■ To do
Your task is to give the data again, exactly, with every line intact.

■ Recorded data

□ □ □ □ □

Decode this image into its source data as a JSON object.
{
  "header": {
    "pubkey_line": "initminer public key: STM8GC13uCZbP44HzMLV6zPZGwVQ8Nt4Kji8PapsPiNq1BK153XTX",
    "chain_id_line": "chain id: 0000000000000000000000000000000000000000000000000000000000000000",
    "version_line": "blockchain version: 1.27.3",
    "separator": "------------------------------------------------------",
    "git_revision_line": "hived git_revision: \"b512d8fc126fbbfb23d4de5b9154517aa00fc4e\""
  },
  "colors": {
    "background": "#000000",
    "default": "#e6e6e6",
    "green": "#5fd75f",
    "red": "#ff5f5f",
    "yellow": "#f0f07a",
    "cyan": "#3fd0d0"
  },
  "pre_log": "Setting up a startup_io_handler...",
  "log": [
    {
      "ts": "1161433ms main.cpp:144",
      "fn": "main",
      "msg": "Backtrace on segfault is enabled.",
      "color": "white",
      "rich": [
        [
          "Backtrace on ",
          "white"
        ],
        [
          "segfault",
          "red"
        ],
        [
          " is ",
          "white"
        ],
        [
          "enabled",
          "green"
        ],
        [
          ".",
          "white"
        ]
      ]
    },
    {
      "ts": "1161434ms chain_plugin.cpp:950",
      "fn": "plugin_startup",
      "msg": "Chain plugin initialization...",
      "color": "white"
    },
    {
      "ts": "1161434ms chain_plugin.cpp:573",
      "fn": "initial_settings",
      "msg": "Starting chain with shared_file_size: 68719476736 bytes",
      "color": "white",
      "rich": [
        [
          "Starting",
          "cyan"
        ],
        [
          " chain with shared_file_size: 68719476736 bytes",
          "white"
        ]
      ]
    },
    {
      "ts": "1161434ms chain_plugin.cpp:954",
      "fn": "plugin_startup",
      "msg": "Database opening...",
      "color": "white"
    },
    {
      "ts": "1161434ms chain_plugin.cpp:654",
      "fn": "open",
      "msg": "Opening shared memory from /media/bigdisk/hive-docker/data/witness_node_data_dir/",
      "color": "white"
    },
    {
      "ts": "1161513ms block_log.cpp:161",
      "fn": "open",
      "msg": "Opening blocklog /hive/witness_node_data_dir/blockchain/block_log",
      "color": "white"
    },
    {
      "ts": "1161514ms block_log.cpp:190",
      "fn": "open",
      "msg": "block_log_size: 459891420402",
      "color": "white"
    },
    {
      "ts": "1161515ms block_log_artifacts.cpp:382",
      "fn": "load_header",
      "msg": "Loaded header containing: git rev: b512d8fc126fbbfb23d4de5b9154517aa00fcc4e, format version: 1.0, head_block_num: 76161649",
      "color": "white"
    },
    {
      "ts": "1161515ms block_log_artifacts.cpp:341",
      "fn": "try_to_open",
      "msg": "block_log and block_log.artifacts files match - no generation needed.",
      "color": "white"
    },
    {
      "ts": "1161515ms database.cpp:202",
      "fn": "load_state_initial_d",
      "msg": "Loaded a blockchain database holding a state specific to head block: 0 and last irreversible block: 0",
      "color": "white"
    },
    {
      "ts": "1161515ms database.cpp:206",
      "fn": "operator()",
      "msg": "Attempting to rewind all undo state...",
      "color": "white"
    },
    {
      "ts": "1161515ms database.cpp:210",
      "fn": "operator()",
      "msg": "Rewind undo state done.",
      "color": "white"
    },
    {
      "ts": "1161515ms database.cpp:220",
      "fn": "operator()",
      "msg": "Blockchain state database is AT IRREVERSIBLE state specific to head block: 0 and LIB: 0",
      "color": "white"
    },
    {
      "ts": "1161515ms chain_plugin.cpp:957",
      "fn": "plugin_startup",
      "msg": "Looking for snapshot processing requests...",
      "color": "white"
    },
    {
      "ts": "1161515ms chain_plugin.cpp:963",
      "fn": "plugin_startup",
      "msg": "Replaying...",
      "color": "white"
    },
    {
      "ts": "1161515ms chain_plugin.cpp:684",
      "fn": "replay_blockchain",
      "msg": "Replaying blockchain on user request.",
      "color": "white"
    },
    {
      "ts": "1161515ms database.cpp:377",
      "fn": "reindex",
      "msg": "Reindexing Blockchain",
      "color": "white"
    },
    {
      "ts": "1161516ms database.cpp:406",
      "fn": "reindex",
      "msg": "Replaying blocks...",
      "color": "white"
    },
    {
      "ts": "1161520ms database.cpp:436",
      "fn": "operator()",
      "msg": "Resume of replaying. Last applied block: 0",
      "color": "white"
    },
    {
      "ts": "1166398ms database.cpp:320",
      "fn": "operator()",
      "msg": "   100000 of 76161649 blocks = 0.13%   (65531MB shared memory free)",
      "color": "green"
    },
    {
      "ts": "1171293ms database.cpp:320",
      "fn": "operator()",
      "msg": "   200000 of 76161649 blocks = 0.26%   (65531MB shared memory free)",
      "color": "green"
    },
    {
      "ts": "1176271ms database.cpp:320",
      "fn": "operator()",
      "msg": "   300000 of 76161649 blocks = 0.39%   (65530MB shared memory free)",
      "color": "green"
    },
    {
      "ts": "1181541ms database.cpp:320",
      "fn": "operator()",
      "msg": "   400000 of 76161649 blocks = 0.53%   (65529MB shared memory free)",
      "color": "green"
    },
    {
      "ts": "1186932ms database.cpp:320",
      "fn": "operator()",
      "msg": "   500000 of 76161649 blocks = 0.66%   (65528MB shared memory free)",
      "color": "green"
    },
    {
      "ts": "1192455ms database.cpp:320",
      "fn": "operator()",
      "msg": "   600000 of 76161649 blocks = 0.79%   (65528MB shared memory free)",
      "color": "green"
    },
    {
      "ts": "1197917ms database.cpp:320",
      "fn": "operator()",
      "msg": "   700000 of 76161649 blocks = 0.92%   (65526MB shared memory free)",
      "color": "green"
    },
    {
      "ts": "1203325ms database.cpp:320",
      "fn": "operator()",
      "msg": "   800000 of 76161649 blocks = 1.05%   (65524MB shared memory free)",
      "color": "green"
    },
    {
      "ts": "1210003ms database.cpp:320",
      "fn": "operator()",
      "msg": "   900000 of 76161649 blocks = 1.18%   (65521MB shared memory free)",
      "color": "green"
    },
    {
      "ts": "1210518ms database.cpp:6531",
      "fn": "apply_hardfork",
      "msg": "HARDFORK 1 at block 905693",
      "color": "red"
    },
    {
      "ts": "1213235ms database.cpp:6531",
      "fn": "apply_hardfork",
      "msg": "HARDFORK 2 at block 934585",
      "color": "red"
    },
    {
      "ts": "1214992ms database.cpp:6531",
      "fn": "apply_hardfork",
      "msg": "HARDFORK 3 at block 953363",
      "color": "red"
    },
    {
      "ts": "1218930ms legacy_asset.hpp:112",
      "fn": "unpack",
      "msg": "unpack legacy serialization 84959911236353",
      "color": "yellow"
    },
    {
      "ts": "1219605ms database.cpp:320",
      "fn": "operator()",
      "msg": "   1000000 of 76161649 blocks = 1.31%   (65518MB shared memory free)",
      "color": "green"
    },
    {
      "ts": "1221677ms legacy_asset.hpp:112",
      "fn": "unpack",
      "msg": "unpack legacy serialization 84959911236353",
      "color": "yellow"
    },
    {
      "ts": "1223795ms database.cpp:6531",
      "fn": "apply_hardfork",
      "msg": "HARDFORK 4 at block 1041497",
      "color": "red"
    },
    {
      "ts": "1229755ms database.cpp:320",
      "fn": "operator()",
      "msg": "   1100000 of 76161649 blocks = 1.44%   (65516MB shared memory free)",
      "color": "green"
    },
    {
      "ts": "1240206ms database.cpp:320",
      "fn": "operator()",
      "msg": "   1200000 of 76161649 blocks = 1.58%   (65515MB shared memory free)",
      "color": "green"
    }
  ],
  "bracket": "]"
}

□ □ □ □ □

■ Solution
Decode this image into its source data as a JSON object.
{
  "header": {
    "pubkey_line": "initminer public key: STM8GC13uCZbP44HzMLV6zPZGwVQ8Nt4Kji8PapsPiNq1BK153XTX",
    "chain_id_line": "chain id: 0000000000000000000000000000000000000000000000000000000000000000",
    "version_line": "blockchain version: 1.27.3",
    "separator": "------------------------------------------------------",
    "git_revision_line": "hived git_revision: \"b512d8fc126fbbfb23d4de5b9154517aa00fc4e\""
  },
  "colors": {
    "background": "#000000",
    "default": "#e6e6e6",
    "green": "#5fd75f",
    "red": "#ff5f5f",
    "yellow": "#f0f07a",
    "cyan": "#3fd0d0"
  },
  "pre_log": "Setting up a startup_io_handler...",
  "log": [
    {
      "ts": "1161433ms main.cpp:144",
      "fn": "main",
      "msg": "Backtrace on segfault is enabled.",
      "color": "white",
      "rich": [
        [
          "Backtrace on ",
          "white"
        ],
        [
          "segfault",
          "red"
        ],
        [
          " is ",
          "white"
        ],
        [
          "enabled",
          "green"
        ],
        [
          ".",
          "white"
        ]
      ]
    },
    {
      "ts": "1161434ms chain_plugin.cpp:950",
      "fn": "plugin_startup",
      "msg": "Chain plugin initialization...",
      "color": "white"
    },
    {
      "ts": "1161434ms chain_plugin.cpp:573",
      "fn": "initial_settings",
      "msg": "Starting chain with shared_file_size: 68719476736 bytes",
      "color": "white",
      "rich": [
        [
          "Starting",
          "cyan"
        ],
        [
          " chain with shared_file_size: 68719476736 bytes",
          "white"
        ]
      ]
    },
    {
      "ts": "1161434ms chain_plugin.cpp:954",
      "fn": "plugin_startup",
      "msg": "Database opening...",
      "color": "white"
    },
    {
      "ts": "1161434ms chain_plugin.cpp:654",
      "fn": "open",
      "msg": "Opening shared memory from /media/bigdisk/hive-docker/data/witness_node_data_dir/",
      "color": "white"
    },
    {
      "ts": "1161513ms block_log.cpp:161",
      "fn": "open",
      "msg": "Opening blocklog /hive/witness_node_data_dir/blockchain/block_log",
      "color": "white"
    },
    {
      "ts": "1161514ms block_log.cpp:190",
      "fn": "open",
      "msg": "block_log_size: 459891420402",
      "color": "white"
    },
    {
      "ts": "1161515ms block_log_artifacts.cpp:382",
      "fn": "load_header",
      "msg": "Loaded header containing: git rev: b512d8fc126fbbfb23d4de5b9154517aa00fcc4e, format version: 1.0, head_block_num: 76161649",
      "color": "white"
    },
    {
      "ts": "1161515ms block_log_artifacts.cpp:341",
      "fn": "try_to_open",
      "msg": "block_log and block_log.artifacts files match - no generation needed.",
      "color": "white"
    },
    {
      "ts": "1161515ms database.cpp:202",
      "fn": "load_state_initial_d",
      "msg": "Loaded a blockchain database holding a state specific to head block: 0 and last irreversible block: 0",
      "color": "white"
    },
    {
      "ts": "1161515ms database.cpp:206",
      "fn": "operator()",
      "msg": "Attempting to rewind all undo state...",
      "color": "white"
    },
    {
      "ts": "1161515ms database.cpp:210",
      "fn": "operator()",
      "msg": "Rewind undo state done.",
      "color": "white"
    },
    {
      "ts": "1161515ms database.cpp:220",
      "fn": "operator()",
      "msg": "Blockchain state database is AT IRREVERSIBLE state specific to head block: 0 and LIB: 0",
      "color": "white"
    },
    {
      "ts": "1161515ms chain_plugin.cpp:957",
      "fn": "plugin_startup",
      "msg": "Looking for snapshot processing requests...",
      "color": "white"
    },
    {
      "ts": "1161515ms chain_plugin.cpp:963",
      "fn": "plugin_startup",
      "msg": "Replaying...",
      "color": "white"
    },
    {
      "ts": "1161515ms chain_plugin.cpp:684",
      "fn": "replay_blockchain",
      "msg": "Replaying blockchain on user request.",
      "color": "white"
    },
    {
      "ts": "1161515ms database.cpp:377",
      "fn": "reindex",
      "msg": "Reindexing Blockchain",
      "color": "white"
    },
    {
      "ts": "1161516ms database.cpp:406",
      "fn": "reindex",
      "msg": "Replaying blocks...",
      "color": "white"
    },
    {
      "ts": "1161520ms database.cpp:436",
      "fn": "operator()",
      "msg": "Resume of replaying. Last applied block: 0",
      "color": "white"
    },
    {
      "ts": "1166398ms database.cpp:320",
      "fn": "operator()",
      "msg": "   100000 of 76161649 blocks = 0.13%   (65531MB shared memory free)",
      "color": "green"
    },
    {
      "ts": "1171293ms database.cpp:320",
      "fn": "operator()",
      "msg": "   200000 of 76161649 blocks = 0.26%   (65531MB shared memory free)",
      "color": "green"
    },
    {
      "ts": "1176271ms database.cpp:320",
      "fn": "operator()",
      "msg": "   300000 of 76161649 blocks = 0.39%   (65530MB shared memory free)",
      "color": "green"
    },
    {
      "ts": "1181541ms database.cpp:320",
      "fn": "operator()",
      "msg": "   400000 of 76161649 blocks = 0.53%   (65529MB shared memory free)",
      "color": "green"
    },
    {
      "ts": "1186932ms database.cpp:320",
      "fn": "operator()",
      "msg": "   500000 of 76161649 blocks = 0.66%   (65528MB shared memory free)",
      "color": "green"
    },
    {
      "ts": "1192455ms database.cpp:320",
      "fn": "operator()",
      "msg": "   600000 of 76161649 blocks = 0.79%   (65528MB shared memory free)",
      "color": "green"
    },
    {
      "ts": "1197917ms database.cpp:320",
      "fn": "operator()",
      "msg": "   700000 of 76161649 blocks = 0.92%   (65526MB shared memory free)",
      "color": "green"
    },
    {
      "ts": "1203325ms database.cpp:320",
      "fn": "operator()",
      "msg": "   800000 of 76161649 blocks = 1.05%   (65524MB shared memory free)",
      "color": "green"
    },
    {
      "ts": "1210003ms database.cpp:320",
      "fn": "operator()",
      "msg": "   900000 of 76161649 blocks = 1.18%   (65521MB shared memory free)",
      "color": "green"
    },
    {
      "ts": "1210518ms database.cpp:6531",
      "fn": "apply_hardfork",
      "msg": "HARDFORK 1 at block 905693",
      "color": "red"
    },
    {
      "ts": "1213235ms database.cpp:6531",
      "fn": "apply_hardfork",
      "msg": "HARDFORK 2 at block 934585",
      "color": "red"
    },
    {
      "ts": "1214992ms database.cpp:6531",
      "fn": "apply_hardfork",
      "msg": "HARDFORK 3 at block 953363",
      "color": "red"
    },
    {
      "ts": "1218930ms legacy_asset.hpp:112",
      "fn": "unpack",
      "msg": "unpack legacy serialization 84959911236353",
      "color": "yellow"
    },
    {
      "ts": "1219605ms database.cpp:320",
      "fn": "operator()",
      "msg": "   1000000 of 76161649 blocks = 1.31%   (65518MB shared memory free)",
      "color": "green"
    },
    {
      "ts": "1221677ms legacy_asset.hpp:112",
      "fn": "unpack",
      "msg": "unpack legacy serialization 84959911236353",
      "color": "yellow"
    },
    {
      "ts": "1223795ms database.cpp:6531",
      "fn": "apply_hardfork",
      "msg": "HARDFORK 4 at block 1041497",
      "color": "red"
    },
    {
      "ts": "1229755ms database.cpp:320",
      "fn": "operator()",
      "msg": "   1100000 of 76161649 blocks = 1.44%   (65516MB shared memory free)",
      "color": "green"
    },
    {
      "ts": "1240206ms database.cpp:320",
      "fn": "operator()",
      "msg": "   1200000 of 76161649 blocks = 1.58%   (65515MB shared memory free)",
      "color": "green"
    }
  ],
  "bracket": "]"
}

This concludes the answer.